§ **GIVEN ENTRIES**:
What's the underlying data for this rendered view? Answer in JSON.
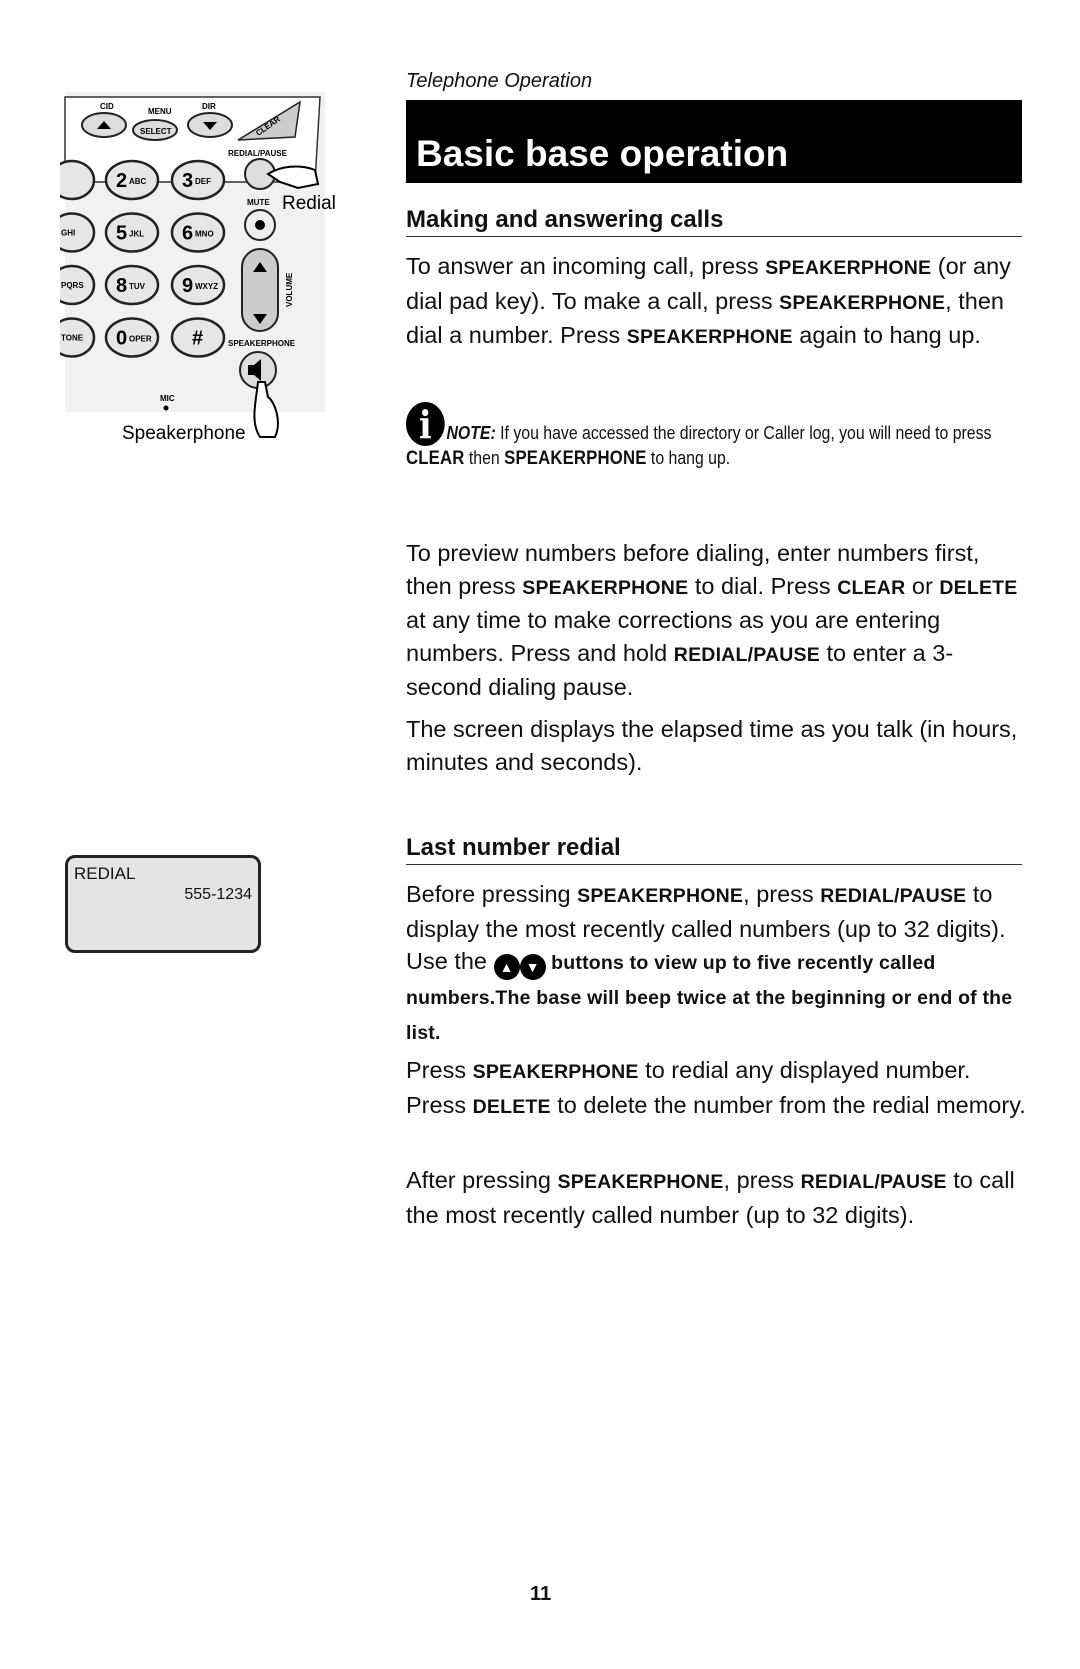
{
  "header": {
    "section": "Telephone Operation",
    "title": "Basic base operation"
  },
  "figure": {
    "labels": {
      "cid": "CID",
      "menu": "MENU",
      "select": "SELECT",
      "dir": "DIR",
      "clear": "CLEAR",
      "redial_pause": "REDIAL/PAUSE",
      "mute": "MUTE",
      "volume": "VOLUME",
      "speakerphone": "SPEAKERPHONE",
      "mic": "MIC"
    },
    "keys": [
      [
        "",
        "2",
        "ABC"
      ],
      [
        "",
        "3",
        "DEF"
      ],
      [
        "GHI",
        "5",
        "JKL"
      ],
      [
        "",
        "6",
        "MNO"
      ],
      [
        "PQRS",
        "8",
        "TUV"
      ],
      [
        "",
        "9",
        "WXYZ"
      ],
      [
        "TONE",
        "0",
        "OPER"
      ],
      [
        "",
        "#",
        ""
      ]
    ],
    "callouts": {
      "redial": "Redial",
      "speakerphone": "Speakerphone"
    }
  },
  "lcd": {
    "line1": "REDIAL",
    "number": "555-1234"
  },
  "s1": {
    "heading": "Making and answering calls",
    "p1": [
      "To answer an incoming call, press ",
      "SPEAKERPHONE",
      " (or any dial pad key). To make a call, press ",
      "SPEAKERPHONE",
      ", then dial a number. Press ",
      "SPEAKERPHONE",
      " again to hang up."
    ],
    "note": [
      "NOTE:",
      " If you have accessed the directory or Caller log, you will need to press ",
      "CLEAR",
      " then ",
      "SPEAKERPHONE",
      " to hang up."
    ],
    "p2": [
      "To preview numbers before dialing, enter numbers first, then press ",
      "SPEAKERPHONE",
      " to dial. Press ",
      "CLEAR",
      " or ",
      "DELETE",
      " at any time to make corrections as you are entering numbers. Press and hold ",
      "REDIAL/PAUSE",
      " to enter a 3-second dialing pause."
    ],
    "p3": "The screen displays the elapsed time as you talk (in hours, minutes and seconds)."
  },
  "s2": {
    "heading": "Last number redial",
    "p1": [
      "Before pressing ",
      "SPEAKERPHONE",
      ", press ",
      "REDIAL/PAUSE",
      " to display the most recently called numbers (up to 32 digits). Use the ",
      "▲",
      "▼",
      " buttons to view up to five recently called numbers.The base will beep twice at the beginning or end of the list."
    ],
    "p2": [
      "Press ",
      "SPEAKERPHONE",
      " to redial any displayed number. Press ",
      "DELETE",
      " to delete the number from the redial memory."
    ],
    "p3": [
      "After pressing ",
      "SPEAKERPHONE",
      ", press ",
      "REDIAL/PAUSE",
      " to call the most recently called number (up to 32 digits)."
    ]
  },
  "footer": {
    "page": "11"
  }
}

§ **SHORT EXERCISE**:
Reproduce every entry exactly, but omit each picture.

§ **SOLUTION FOR THIS EXERCISE**:
What's the underlying data for this rendered view? Answer in JSON.
{
  "header": {
    "section": "Telephone Operation",
    "title": "Basic base operation"
  },
  "figure": {
    "labels": {
      "cid": "CID",
      "menu": "MENU",
      "select": "SELECT",
      "dir": "DIR",
      "clear": "CLEAR",
      "redial_pause": "REDIAL/PAUSE",
      "mute": "MUTE",
      "volume": "VOLUME",
      "speakerphone": "SPEAKERPHONE",
      "mic": "MIC"
    },
    "keys": [
      [
        "",
        "2",
        "ABC"
      ],
      [
        "",
        "3",
        "DEF"
      ],
      [
        "GHI",
        "5",
        "JKL"
      ],
      [
        "",
        "6",
        "MNO"
      ],
      [
        "PQRS",
        "8",
        "TUV"
      ],
      [
        "",
        "9",
        "WXYZ"
      ],
      [
        "TONE",
        "0",
        "OPER"
      ],
      [
        "",
        "#",
        ""
      ]
    ],
    "callouts": {
      "redial": "Redial",
      "speakerphone": "Speakerphone"
    }
  },
  "lcd": {
    "line1": "REDIAL",
    "number": "555-1234"
  },
  "s1": {
    "heading": "Making and answering calls",
    "p1": [
      "To answer an incoming call, press ",
      "SPEAKERPHONE",
      " (or any dial pad key). To make a call, press ",
      "SPEAKERPHONE",
      ", then dial a number. Press ",
      "SPEAKERPHONE",
      " again to hang up."
    ],
    "note": [
      "NOTE:",
      " If you have accessed the directory or Caller log, you will need to press ",
      "CLEAR",
      " then ",
      "SPEAKERPHONE",
      " to hang up."
    ],
    "p2": [
      "To preview numbers before dialing, enter numbers first, then press ",
      "SPEAKERPHONE",
      " to dial. Press ",
      "CLEAR",
      " or ",
      "DELETE",
      " at any time to make corrections as you are entering numbers. Press and hold ",
      "REDIAL/PAUSE",
      " to enter a 3-second dialing pause."
    ],
    "p3": "The screen displays the elapsed time as you talk (in hours, minutes and seconds)."
  },
  "s2": {
    "heading": "Last number redial",
    "p1": [
      "Before pressing ",
      "SPEAKERPHONE",
      ", press ",
      "REDIAL/PAUSE",
      " to display the most recently called numbers (up to 32 digits). Use the ",
      "▲",
      "▼",
      " buttons to view up to five recently called numbers.The base will beep twice at the beginning or end of the list."
    ],
    "p2": [
      "Press ",
      "SPEAKERPHONE",
      " to redial any displayed number. Press ",
      "DELETE",
      " to delete the number from the redial memory."
    ],
    "p3": [
      "After pressing ",
      "SPEAKERPHONE",
      ", press ",
      "REDIAL/PAUSE",
      " to call the most recently called number (up to 32 digits)."
    ]
  },
  "footer": {
    "page": "11"
  }
}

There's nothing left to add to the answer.